- **Dataset entries**
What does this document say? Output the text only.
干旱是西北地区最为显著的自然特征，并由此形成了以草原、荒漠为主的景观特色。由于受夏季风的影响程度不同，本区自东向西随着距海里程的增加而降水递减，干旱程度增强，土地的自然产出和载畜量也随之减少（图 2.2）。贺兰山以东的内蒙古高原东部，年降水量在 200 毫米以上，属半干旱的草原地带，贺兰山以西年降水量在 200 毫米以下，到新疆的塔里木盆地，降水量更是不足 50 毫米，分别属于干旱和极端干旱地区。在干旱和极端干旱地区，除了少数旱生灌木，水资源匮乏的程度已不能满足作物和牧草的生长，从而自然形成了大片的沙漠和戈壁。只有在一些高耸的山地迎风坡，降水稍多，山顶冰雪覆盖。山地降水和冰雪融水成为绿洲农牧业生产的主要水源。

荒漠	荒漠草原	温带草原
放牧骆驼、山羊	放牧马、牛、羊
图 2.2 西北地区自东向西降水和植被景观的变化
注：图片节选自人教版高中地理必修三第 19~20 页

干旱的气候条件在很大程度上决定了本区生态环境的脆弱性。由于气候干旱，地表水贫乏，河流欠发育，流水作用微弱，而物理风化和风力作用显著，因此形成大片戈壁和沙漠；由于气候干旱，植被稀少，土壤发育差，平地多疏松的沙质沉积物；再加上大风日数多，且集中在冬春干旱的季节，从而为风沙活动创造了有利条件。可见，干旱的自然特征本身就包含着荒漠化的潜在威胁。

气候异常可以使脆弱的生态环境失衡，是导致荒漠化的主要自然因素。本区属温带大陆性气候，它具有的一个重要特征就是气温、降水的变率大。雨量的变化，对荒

- **Set exercise**
Restate every line of the data word for word.

- **Exercise result**
What does this document say? Output the text only.
干旱是西北地区最为显著的自然特征，并由此形成了以草原、荒漠为主的景观特色。由于受夏季风的影响程度不同，本区自东向西随着距海里程的增加而降水递减，干旱程度增强，土地的自然产出和载畜量也随之减少（图 2.2）。贺兰山以东的内蒙古高原东部，年降水量在 200 毫米以上，属半干旱的草原地带，贺兰山以西年降水量在 200 毫米以下，到新疆的塔里木盆地，降水量更是不足 50 毫米，分别属于干旱和极端干旱地区。在干旱和极端干旱地区，除了少数旱生灌木，水资源匮乏的程度已不能满足作物和牧草的生长，从而自然形成了大片的沙漠和戈壁。只有在一些高耸的山地迎风坡，降水稍多，山顶冰雪覆盖。山地降水和冰雪融水成为绿洲农牧业生产的主要水源。

荒漠	荒漠草原	温带草原
放牧骆驼、山羊	放牧马、牛、羊
图 2.2 西北地区自东向西降水和植被景观的变化
注：图片节选自人教版高中地理必修三第 19~20 页

干旱的气候条件在很大程度上决定了本区生态环境的脆弱性。由于气候干旱，地表水贫乏，河流欠发育，流水作用微弱，而物理风化和风力作用显著，因此形成大片戈壁和沙漠；由于气候干旱，植被稀少，土壤发育差，平地多疏松的沙质沉积物；再加上大风日数多，且集中在冬春干旱的季节，从而为风沙活动创造了有利条件。可见，干旱的自然特征本身就包含着荒漠化的潜在威胁。

气候异常可以使脆弱的生态环境失衡，是导致荒漠化的主要自然因素。本区属温带大陆性气候，它具有的一个重要特征就是气温、降水的变率大。雨量的变化，对荒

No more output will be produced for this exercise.